Exercise prompt =>
In the material below, list every line carrying the string "satellite".

Given data =>
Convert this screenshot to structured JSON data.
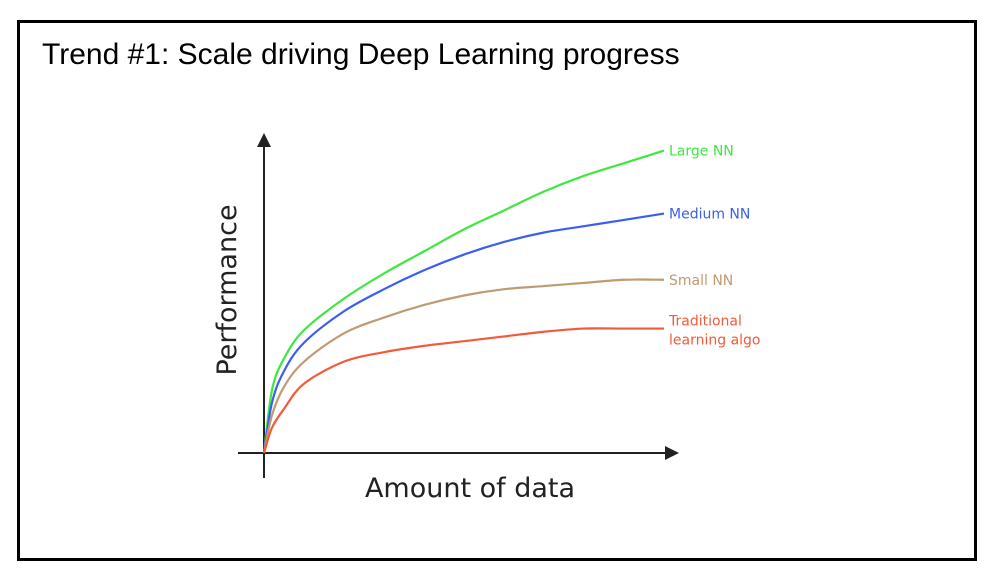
{
  "slide": {
    "title": "Trend #1: Scale driving Deep Learning progress"
  },
  "chart_data": {
    "type": "line",
    "xlabel": "Amount of data",
    "ylabel": "Performance",
    "xlim": [
      0,
      1
    ],
    "ylim": [
      0,
      1
    ],
    "grid": false,
    "legend": "inline-right",
    "series": [
      {
        "name": "Large NN",
        "label_lines": [
          "Large NN"
        ],
        "color": "#3ee83e",
        "x": [
          0,
          0.02,
          0.05,
          0.1,
          0.2,
          0.3,
          0.4,
          0.5,
          0.6,
          0.7,
          0.8,
          0.9,
          1.0
        ],
        "y": [
          0,
          0.2,
          0.3,
          0.39,
          0.49,
          0.57,
          0.64,
          0.71,
          0.77,
          0.83,
          0.88,
          0.92,
          0.96
        ]
      },
      {
        "name": "Medium NN",
        "label_lines": [
          "Medium NN"
        ],
        "color": "#3b5ef0",
        "x": [
          0,
          0.02,
          0.05,
          0.1,
          0.2,
          0.3,
          0.4,
          0.5,
          0.6,
          0.7,
          0.8,
          0.9,
          1.0
        ],
        "y": [
          0,
          0.16,
          0.26,
          0.35,
          0.45,
          0.52,
          0.58,
          0.63,
          0.67,
          0.7,
          0.72,
          0.74,
          0.76
        ]
      },
      {
        "name": "Small NN",
        "label_lines": [
          "Small NN"
        ],
        "color": "#c09a72",
        "x": [
          0,
          0.02,
          0.05,
          0.1,
          0.2,
          0.3,
          0.4,
          0.5,
          0.6,
          0.7,
          0.8,
          0.9,
          1.0
        ],
        "y": [
          0,
          0.12,
          0.21,
          0.29,
          0.38,
          0.43,
          0.47,
          0.5,
          0.52,
          0.53,
          0.54,
          0.55,
          0.55
        ]
      },
      {
        "name": "Traditional learning algo",
        "label_lines": [
          "Traditional",
          "learning algo"
        ],
        "color": "#f25a3c",
        "x": [
          0,
          0.02,
          0.05,
          0.1,
          0.2,
          0.3,
          0.4,
          0.5,
          0.6,
          0.7,
          0.8,
          0.9,
          1.0
        ],
        "y": [
          0,
          0.08,
          0.14,
          0.22,
          0.29,
          0.32,
          0.34,
          0.355,
          0.37,
          0.385,
          0.395,
          0.395,
          0.395
        ]
      }
    ]
  }
}
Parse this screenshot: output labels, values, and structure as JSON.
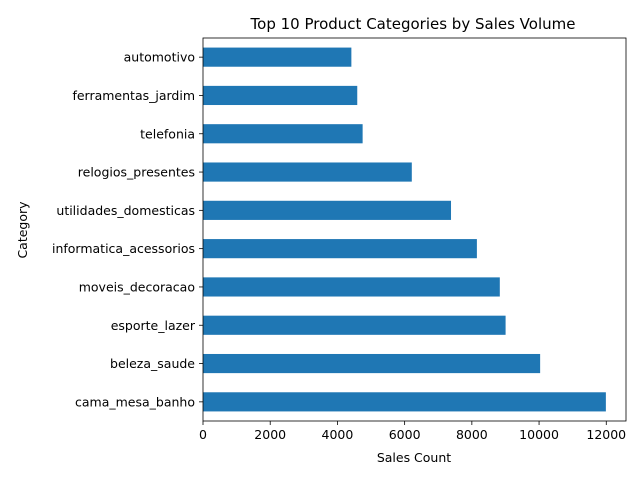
{
  "chart_data": {
    "type": "bar",
    "orientation": "horizontal",
    "title": "Top 10 Product Categories by Sales Volume",
    "xlabel": "Sales Count",
    "ylabel": "Category",
    "categories": [
      "cama_mesa_banho",
      "beleza_saude",
      "esporte_lazer",
      "moveis_decoracao",
      "informatica_acessorios",
      "utilidades_domesticas",
      "relogios_presentes",
      "telefonia",
      "ferramentas_jardim",
      "automotivo"
    ],
    "values": [
      11988,
      10032,
      9004,
      8832,
      8150,
      7380,
      6213,
      4750,
      4590,
      4415
    ],
    "xlim": [
      0,
      12587
    ],
    "xticks": [
      0,
      2000,
      4000,
      6000,
      8000,
      10000,
      12000
    ],
    "grid": false,
    "bar_color": "#1f77b4"
  }
}
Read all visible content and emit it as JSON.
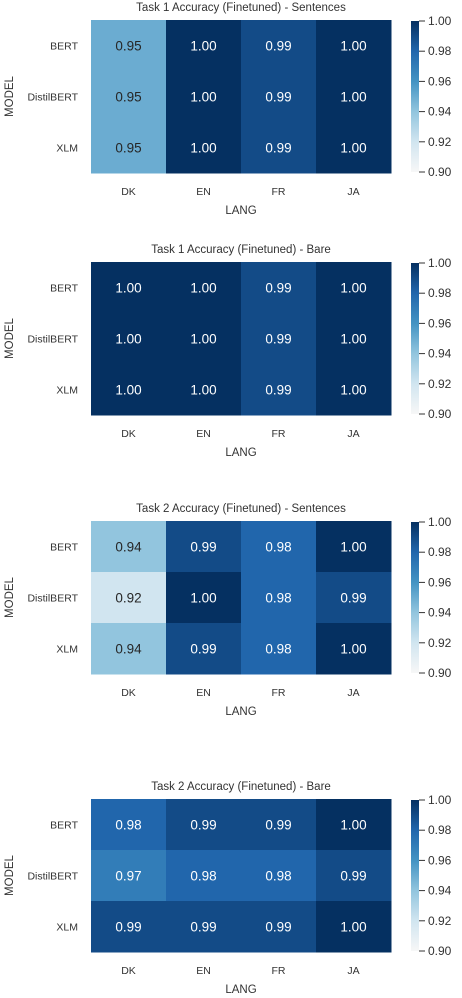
{
  "colorbar": {
    "vmin": 0.9,
    "vmax": 1.0,
    "ticks": [
      "1.00",
      "0.98",
      "0.96",
      "0.94",
      "0.92",
      "0.90"
    ],
    "colormap": [
      "#f7f7f7",
      "#d1e5f0",
      "#92c5de",
      "#4393c3",
      "#2166ac",
      "#053061"
    ]
  },
  "chart_data": [
    {
      "type": "heatmap",
      "title": "Task 1 Accuracy (Finetuned) - Sentences",
      "xlabel": "LANG",
      "ylabel": "MODEL",
      "x": [
        "DK",
        "EN",
        "FR",
        "JA"
      ],
      "y": [
        "BERT",
        "DistilBERT",
        "XLM"
      ],
      "values": [
        [
          0.95,
          1.0,
          0.99,
          1.0
        ],
        [
          0.95,
          1.0,
          0.99,
          1.0
        ],
        [
          0.95,
          1.0,
          0.99,
          1.0
        ]
      ],
      "labels": [
        [
          "0.95",
          "1.00",
          "0.99",
          "1.00"
        ],
        [
          "0.95",
          "1.00",
          "0.99",
          "1.00"
        ],
        [
          "0.95",
          "1.00",
          "0.99",
          "1.00"
        ]
      ],
      "vlim": [
        0.9,
        1.0
      ]
    },
    {
      "type": "heatmap",
      "title": "Task 1 Accuracy (Finetuned) - Bare",
      "xlabel": "LANG",
      "ylabel": "MODEL",
      "x": [
        "DK",
        "EN",
        "FR",
        "JA"
      ],
      "y": [
        "BERT",
        "DistilBERT",
        "XLM"
      ],
      "values": [
        [
          1.0,
          1.0,
          0.99,
          1.0
        ],
        [
          1.0,
          1.0,
          0.99,
          1.0
        ],
        [
          1.0,
          1.0,
          0.99,
          1.0
        ]
      ],
      "labels": [
        [
          "1.00",
          "1.00",
          "0.99",
          "1.00"
        ],
        [
          "1.00",
          "1.00",
          "0.99",
          "1.00"
        ],
        [
          "1.00",
          "1.00",
          "0.99",
          "1.00"
        ]
      ],
      "vlim": [
        0.9,
        1.0
      ]
    },
    {
      "type": "heatmap",
      "title": "Task 2 Accuracy (Finetuned) - Sentences",
      "xlabel": "LANG",
      "ylabel": "MODEL",
      "x": [
        "DK",
        "EN",
        "FR",
        "JA"
      ],
      "y": [
        "BERT",
        "DistilBERT",
        "XLM"
      ],
      "values": [
        [
          0.94,
          0.99,
          0.98,
          1.0
        ],
        [
          0.92,
          1.0,
          0.98,
          0.99
        ],
        [
          0.94,
          0.99,
          0.98,
          1.0
        ]
      ],
      "labels": [
        [
          "0.94",
          "0.99",
          "0.98",
          "1.00"
        ],
        [
          "0.92",
          "1.00",
          "0.98",
          "0.99"
        ],
        [
          "0.94",
          "0.99",
          "0.98",
          "1.00"
        ]
      ],
      "vlim": [
        0.9,
        1.0
      ]
    },
    {
      "type": "heatmap",
      "title": "Task 2 Accuracy (Finetuned) - Bare",
      "xlabel": "LANG",
      "ylabel": "MODEL",
      "x": [
        "DK",
        "EN",
        "FR",
        "JA"
      ],
      "y": [
        "BERT",
        "DistilBERT",
        "XLM"
      ],
      "values": [
        [
          0.98,
          0.99,
          0.99,
          1.0
        ],
        [
          0.97,
          0.98,
          0.98,
          0.99
        ],
        [
          0.99,
          0.99,
          0.99,
          1.0
        ]
      ],
      "labels": [
        [
          "0.98",
          "0.99",
          "0.99",
          "1.00"
        ],
        [
          "0.97",
          "0.98",
          "0.98",
          "0.99"
        ],
        [
          "0.99",
          "0.99",
          "0.99",
          "1.00"
        ]
      ],
      "vlim": [
        0.9,
        1.0
      ]
    }
  ]
}
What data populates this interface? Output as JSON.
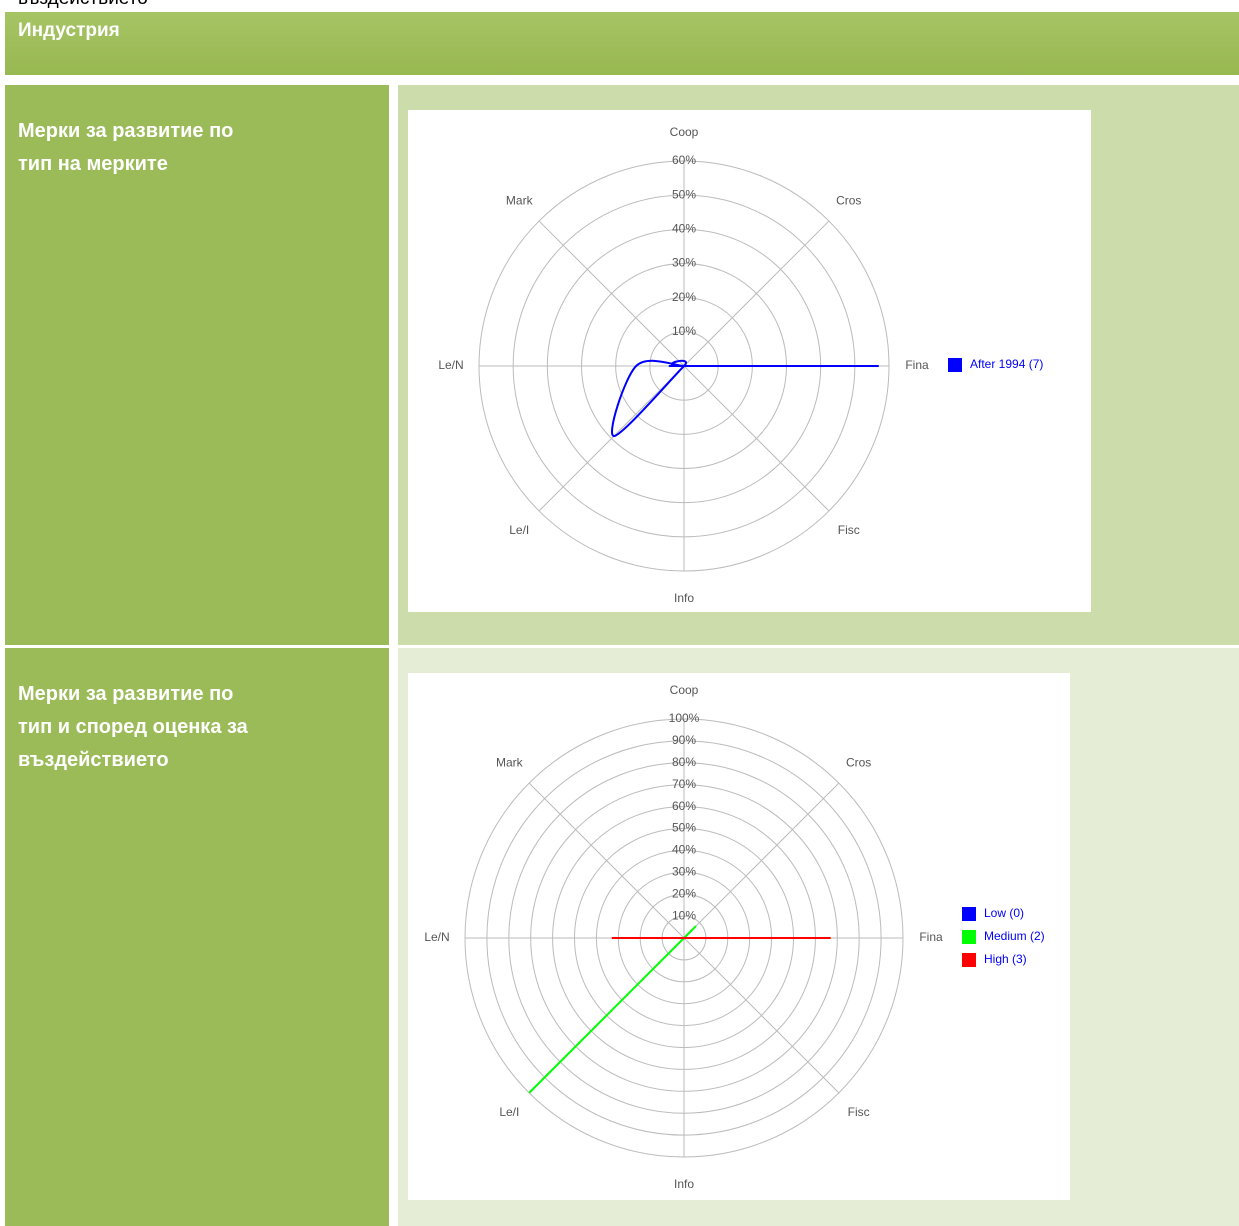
{
  "top_text": "въздействието",
  "header": "Индустрия",
  "row_labels": [
    "Мерки за развитие по тип на мерките",
    "Мерки за развитие по тип  и според оценка за въздействието"
  ],
  "chart_data": [
    {
      "type": "radar",
      "categories": [
        "Coop",
        "Cros",
        "Fina",
        "Fisc",
        "Info",
        "Le/I",
        "Le/N",
        "Mark"
      ],
      "series": [
        {
          "name": "After 1994 (7)",
          "color": "#0000ff",
          "values": [
            0,
            0,
            57,
            0,
            0,
            29,
            14,
            0
          ]
        }
      ],
      "ylim": [
        0,
        60
      ],
      "yticks": [
        {
          "value": 10,
          "label": "10%"
        },
        {
          "value": 20,
          "label": "20%"
        },
        {
          "value": 30,
          "label": "30%"
        },
        {
          "value": 40,
          "label": "40%"
        },
        {
          "value": 50,
          "label": "50%"
        },
        {
          "value": 60,
          "label": "60%"
        }
      ],
      "grid": true,
      "legend": "right"
    },
    {
      "type": "radar",
      "categories": [
        "Coop",
        "Cros",
        "Fina",
        "Fisc",
        "Info",
        "Le/I",
        "Le/N",
        "Mark"
      ],
      "series": [
        {
          "name": "Low (0)",
          "color": "#0000ff",
          "values": [
            0,
            0,
            0,
            0,
            0,
            0,
            0,
            0
          ]
        },
        {
          "name": "Medium (2)",
          "color": "#00ff00",
          "values": [
            0,
            0,
            0,
            0,
            0,
            100,
            0,
            0
          ]
        },
        {
          "name": "High (3)",
          "color": "#ff0000",
          "values": [
            0,
            0,
            67,
            0,
            0,
            0,
            33,
            0
          ]
        }
      ],
      "ylim": [
        0,
        100
      ],
      "yticks": [
        {
          "value": 10,
          "label": "10%"
        },
        {
          "value": 20,
          "label": "20%"
        },
        {
          "value": 30,
          "label": "30%"
        },
        {
          "value": 40,
          "label": "40%"
        },
        {
          "value": 50,
          "label": "50%"
        },
        {
          "value": 60,
          "label": "60%"
        },
        {
          "value": 70,
          "label": "70%"
        },
        {
          "value": 80,
          "label": "80%"
        },
        {
          "value": 90,
          "label": "90%"
        },
        {
          "value": 100,
          "label": "100%"
        }
      ],
      "grid": true,
      "legend": "right"
    }
  ]
}
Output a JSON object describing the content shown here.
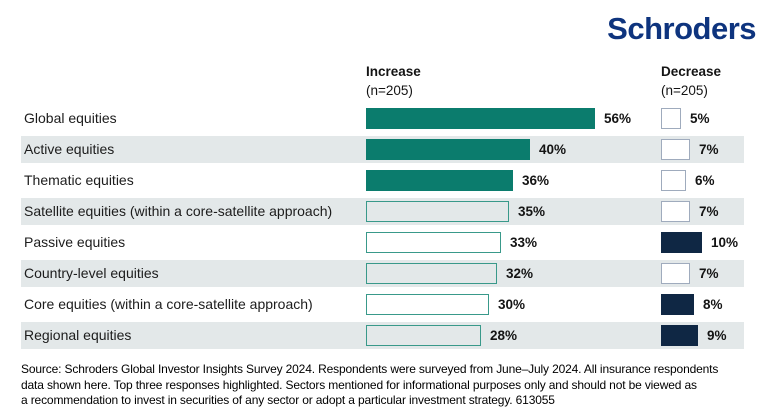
{
  "logo": {
    "part1": "Schr",
    "part2": "o",
    "part3": "ders"
  },
  "chart_data": {
    "type": "bar",
    "orientation": "horizontal",
    "title": "",
    "columns": [
      {
        "label": "Increase",
        "sub": "(n=205)"
      },
      {
        "label": "Decrease",
        "sub": "(n=205)"
      }
    ],
    "unit": "%",
    "rows": [
      {
        "label": "Global equities",
        "increase": 56,
        "decrease": 5,
        "increase_highlight": true,
        "decrease_highlight": false
      },
      {
        "label": "Active equities",
        "increase": 40,
        "decrease": 7,
        "increase_highlight": true,
        "decrease_highlight": false
      },
      {
        "label": "Thematic equities",
        "increase": 36,
        "decrease": 6,
        "increase_highlight": true,
        "decrease_highlight": false
      },
      {
        "label": "Satellite equities (within a core-satellite approach)",
        "increase": 35,
        "decrease": 7,
        "increase_highlight": false,
        "decrease_highlight": false
      },
      {
        "label": "Passive equities",
        "increase": 33,
        "decrease": 10,
        "increase_highlight": false,
        "decrease_highlight": true
      },
      {
        "label": "Country-level equities",
        "increase": 32,
        "decrease": 7,
        "increase_highlight": false,
        "decrease_highlight": false
      },
      {
        "label": "Core equities (within a core-satellite approach)",
        "increase": 30,
        "decrease": 8,
        "increase_highlight": false,
        "decrease_highlight": true
      },
      {
        "label": "Regional equities",
        "increase": 28,
        "decrease": 9,
        "increase_highlight": false,
        "decrease_highlight": true
      }
    ],
    "colors": {
      "increase_fill": "#0B7C6D",
      "increase_outline": "#39998A",
      "decrease_fill": "#0F2744",
      "decrease_outline": "#9FABBD",
      "stripe": "#E3E8E9",
      "logo_blue": "#0E347E"
    }
  },
  "footer": {
    "lines": [
      "Source: Schroders Global Investor Insights Survey 2024. Respondents were surveyed from June–July 2024. All insurance respondents",
      "data shown here. Top three responses highlighted. Sectors mentioned for informational purposes only and should not be viewed as",
      "a recommendation to invest in securities of any sector or adopt a particular investment strategy. 613055"
    ]
  }
}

Result =>
        "label": "Satellite equities (within a core-satellite approach)",
        "label": "Core equities (within a core-satellite approach)",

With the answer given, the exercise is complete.